| Instructions to follow |
Each line containing the word "virtud" must be reported.

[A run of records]
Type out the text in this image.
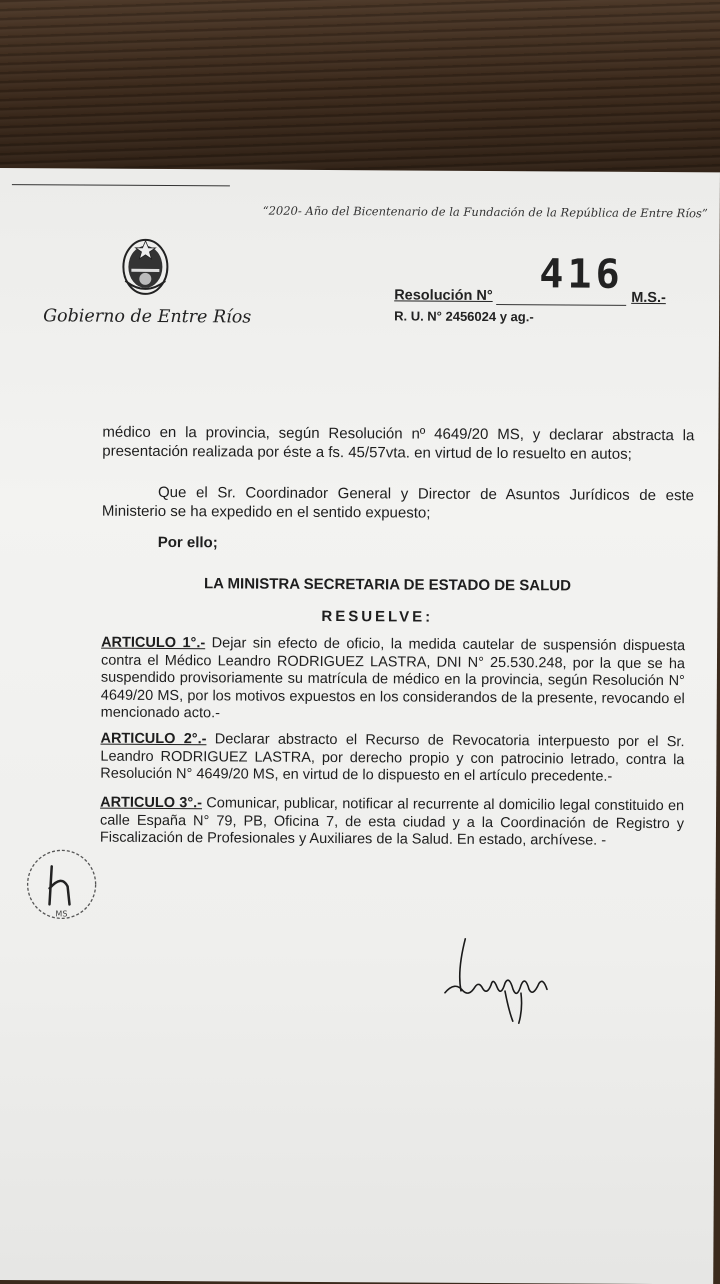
“2020- Año del Bicentenario de la Fundación de la República de Entre Ríos”
Gobierno de Entre Ríos
416
Resolución N°	M.S.-
R. U. N° 2456024 y ag.-
médico en la provincia, según Resolución nº 4649/20 MS, y declarar abstracta la presentación realizada por éste a fs. 45/57vta. en virtud de lo resuelto en autos;
Que el Sr. Coordinador General y Director de Asuntos Jurídicos de este Ministerio se ha expedido en el sentido expuesto;
Por ello;
LA MINISTRA SECRETARIA DE ESTADO DE SALUD
RESUELVE:
ARTICULO 1°.- Dejar sin efecto de oficio, la medida cautelar de suspensión dispuesta contra el Médico Leandro RODRIGUEZ LASTRA, DNI N° 25.530.248, por la que se ha suspendido provisoriamente su matrícula de médico en la provincia, según Resolución N° 4649/20 MS, por los motivos expuestos en los considerandos de la presente, revocando el mencionado acto.-
ARTICULO 2°.- Declarar abstracto el Recurso de Revocatoria interpuesto por el Sr. Leandro RODRIGUEZ LASTRA, por derecho propio y con patrocinio letrado, contra la Resolución N° 4649/20 MS, en virtud de lo dispuesto en el artículo precedente.-
ARTICULO 3°.- Comunicar, publicar, notificar al recurrente al domicilio legal constituido en calle España N° 79, PB, Oficina 7, de esta ciudad y a la Coordinación de Registro y Fiscalización de Profesionales y Auxiliares de la Salud. En estado, archívese. -
MS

| Solution to this task |
médico en la provincia, según Resolución nº 4649/20 MS, y declarar abstracta la presentación realizada por éste a fs. 45/57vta. en virtud de lo resuelto en autos;
ARTICULO 2°.- Declarar abstracto el Recurso de Revocatoria interpuesto por el Sr. Leandro RODRIGUEZ LASTRA, por derecho propio y con patrocinio letrado, contra la Resolución N° 4649/20 MS, en virtud de lo dispuesto en el artículo precedente.-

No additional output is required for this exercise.